TASK TO COMPLETE
Only lines with the word "Flugdauer" are needed; collect each of them from the listing below.

Extracted records
================

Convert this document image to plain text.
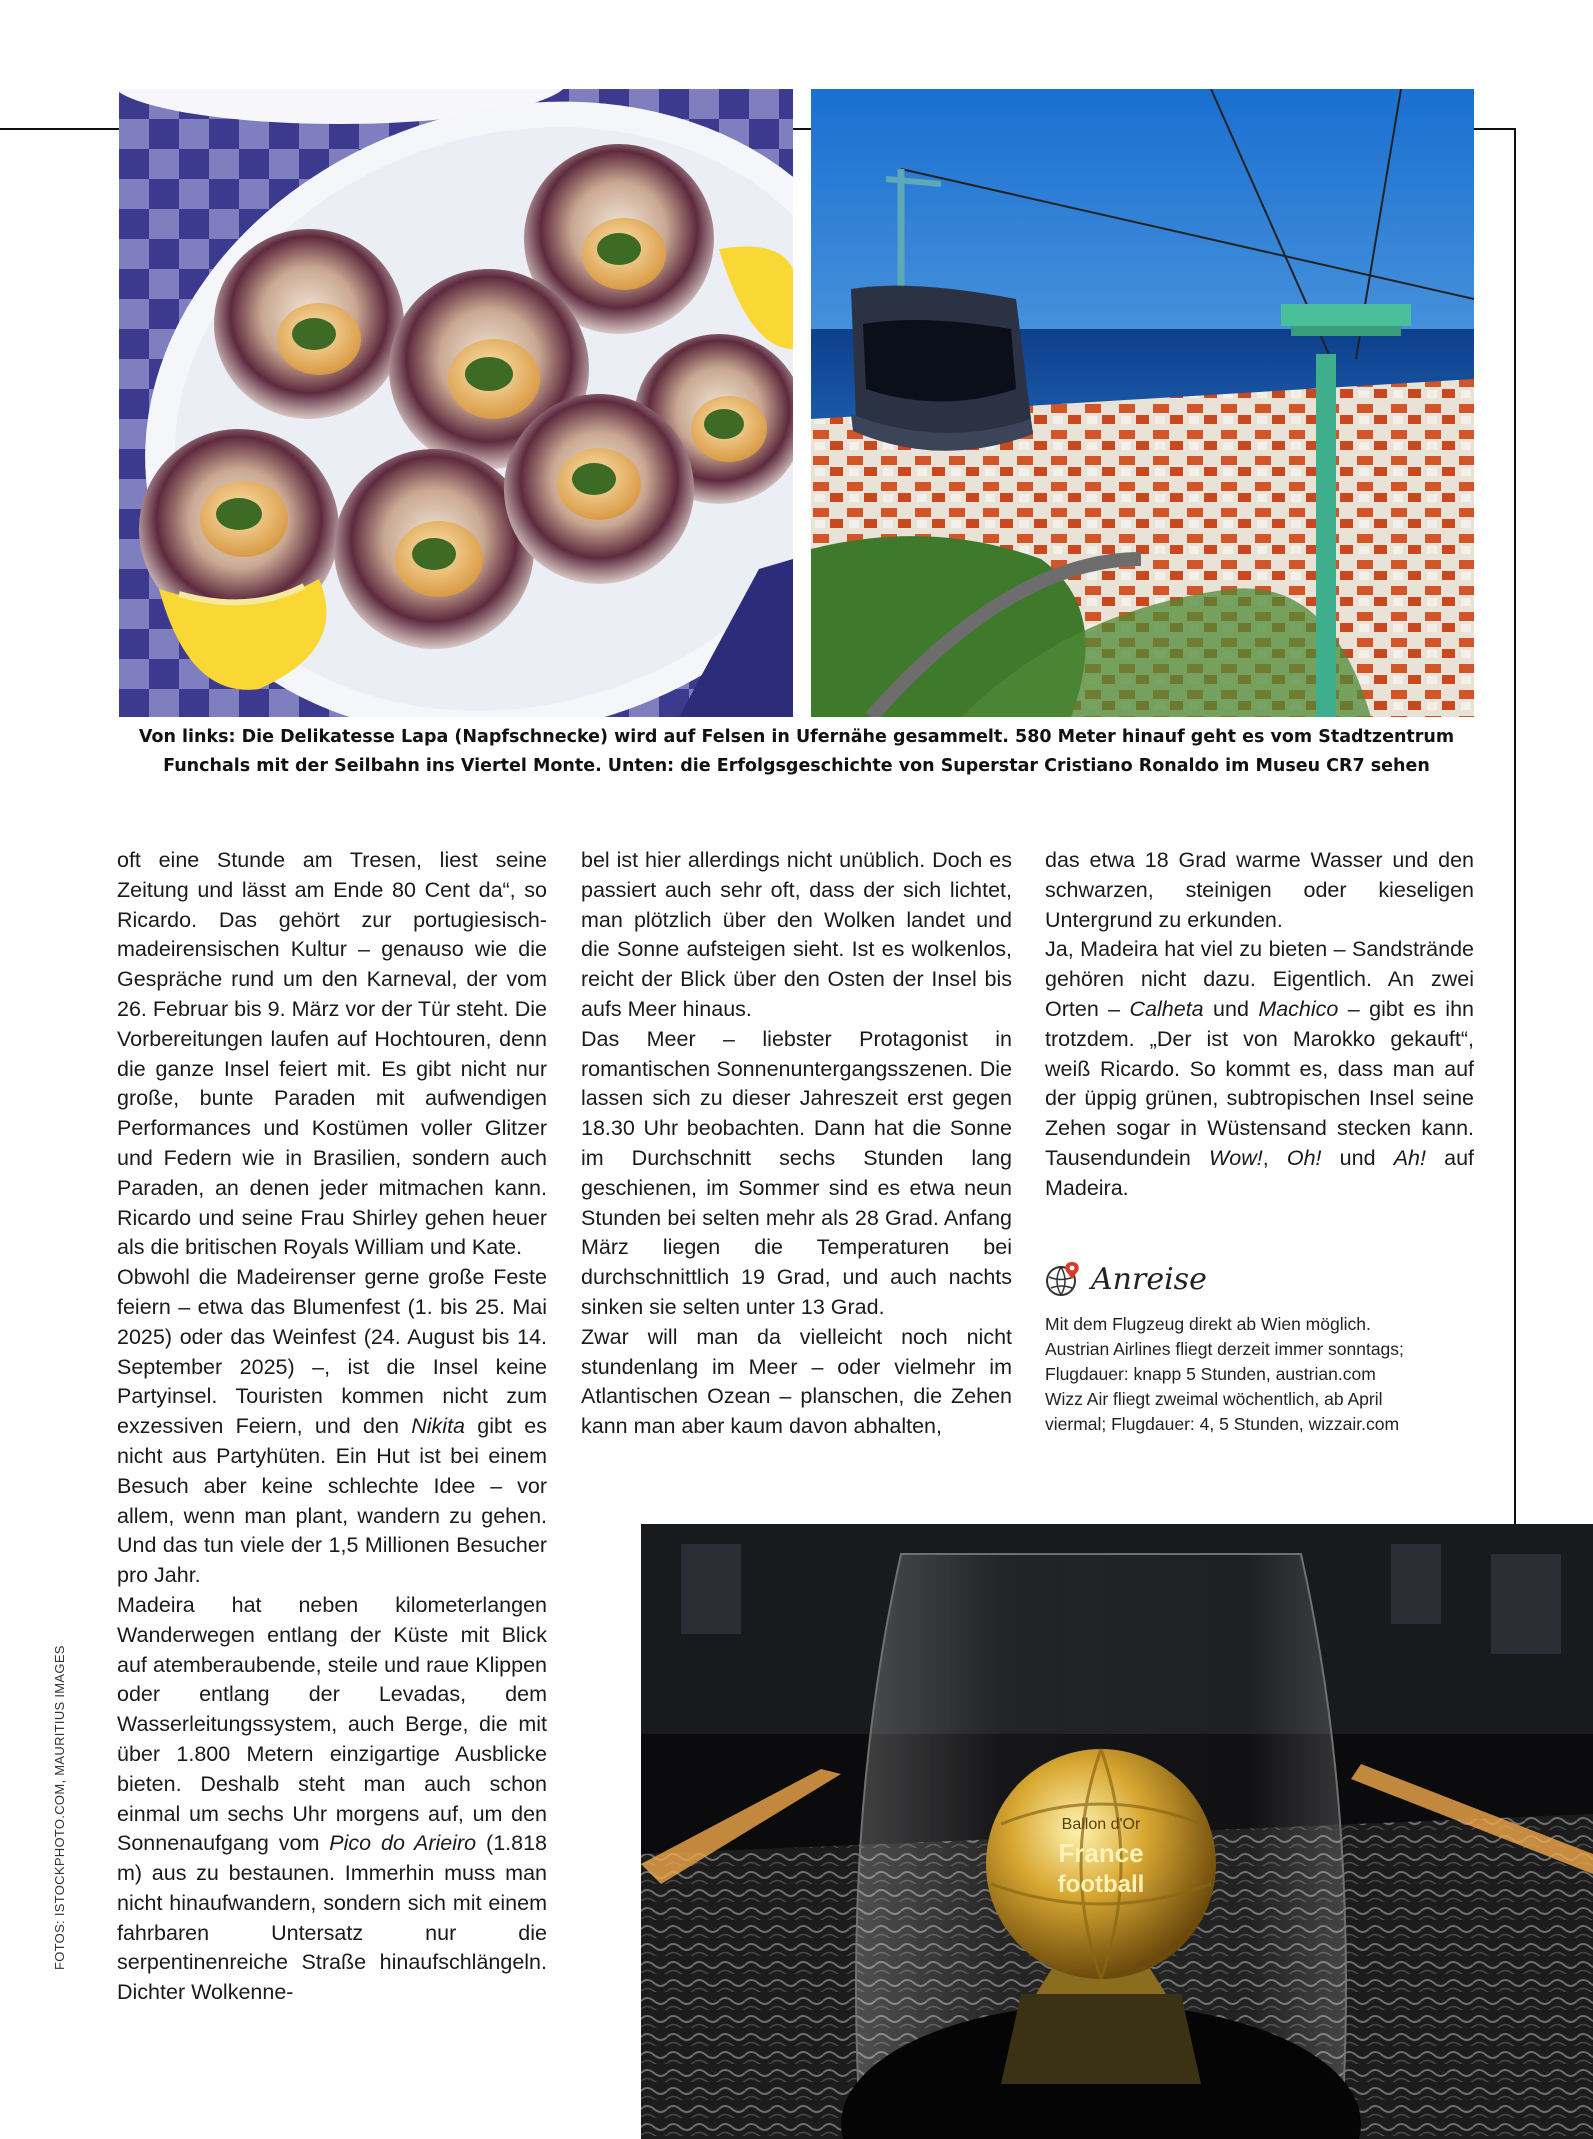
Von links: Die Delikatesse Lapa (Napfschnecke) wird auf Felsen in Ufernähe gesammelt. 580 Meter hinauf geht es vom Stadtzentrum
Funchals mit der Seilbahn ins Viertel Monte. Unten: die Erfolgsgeschichte von Superstar Cristiano Ronaldo im Museu CR7 sehen

oft eine Stunde am Tresen, liest seine Zeitung und lässt am Ende 80 Cent da“, so Ricardo. Das gehört zur portugiesisch-madeirensischen Kultur – genauso wie die Gespräche rund um den Karneval, der vom 26. Februar bis 9. März vor der Tür steht. Die Vorbereitungen laufen auf Hochtouren, denn die ganze Insel feiert mit. Es gibt nicht nur große, bunte Paraden mit aufwendigen Performances und Kostümen voller Glitzer und Federn wie in Brasilien, sondern auch Paraden, an denen jeder mitmachen kann. Ricardo und seine Frau Shirley gehen heuer als die britischen Royals William und Kate.

Obwohl die Madeirenser gerne große Feste feiern – etwa das Blumenfest (1. bis 25. Mai 2025) oder das Weinfest (24. August bis 14. September 2025) –, ist die Insel keine Partyinsel. Touristen kommen nicht zum exzessiven Feiern, und den Nikita gibt es nicht aus Partyhüten. Ein Hut ist bei einem Besuch aber keine schlechte Idee – vor allem, wenn man plant, wandern zu gehen. Und das tun viele der 1,5 Millionen Besucher pro Jahr.

Madeira hat neben kilometerlangen Wanderwegen entlang der Küste mit Blick auf atemberaubende, steile und raue Klippen oder entlang der Levadas, dem Wasserleitungssystem, auch Berge, die mit über 1.800 Metern einzigartige Ausblicke bieten. Deshalb steht man auch schon einmal um sechs Uhr morgens auf, um den Sonnenaufgang vom Pico do Arieiro (1.818 m) aus zu bestaunen. Immerhin muss man nicht hinaufwandern, sondern sich mit einem fahrbaren Untersatz nur die serpentinenreiche Straße hinaufschlängeln. Dichter Wolkenne-

bel ist hier allerdings nicht unüblich. Doch es passiert auch sehr oft, dass der sich lichtet, man plötzlich über den Wolken landet und die Sonne aufsteigen sieht. Ist es wolkenlos, reicht der Blick über den Osten der Insel bis aufs Meer hinaus.

Das Meer – liebster Protagonist in romantischen Sonnenuntergangsszenen. Die lassen sich zu dieser Jahreszeit erst gegen 18.30 Uhr beobachten. Dann hat die Sonne im Durchschnitt sechs Stunden lang geschienen, im Sommer sind es etwa neun Stunden bei selten mehr als 28 Grad. Anfang März liegen die Temperaturen bei durchschnittlich 19 Grad, und auch nachts sinken sie selten unter 13 Grad.

Zwar will man da vielleicht noch nicht stundenlang im Meer – oder vielmehr im Atlantischen Ozean – planschen, die Zehen kann man aber kaum davon abhalten,

das etwa 18 Grad warme Wasser und den schwarzen, steinigen oder kieseligen Untergrund zu erkunden.

Ja, Madeira hat viel zu bieten – Sandstrände gehören nicht dazu. Eigentlich. An zwei Orten – Calheta und Machico – gibt es ihn trotzdem. „Der ist von Marokko gekauft“, weiß Ricardo. So kommt es, dass man auf der üppig grünen, subtropischen Insel seine Zehen sogar in Wüstensand stecken kann. Tausendundein Wow!, Oh! und Ah! auf Madeira.

Anreise
Mit dem Flugzeug direkt ab Wien möglich.
Austrian Airlines fliegt derzeit immer sonntags;
Flugdauer: knapp 5 Stunden, austrian.com
Wizz Air fliegt zweimal wöchentlich, ab April
viermal; Flugdauer: 4, 5 Stunden, wizzair.com
FOTOS: ISTOCKPHOTO.COM, MAURITIUS IMAGES	Ballon d'Or
France
football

================

OUTPUT FOR THIS TASK
Flugdauer: knapp 5 Stunden, austrian.com
viermal; Flugdauer: 4, 5 Stunden, wizzair.com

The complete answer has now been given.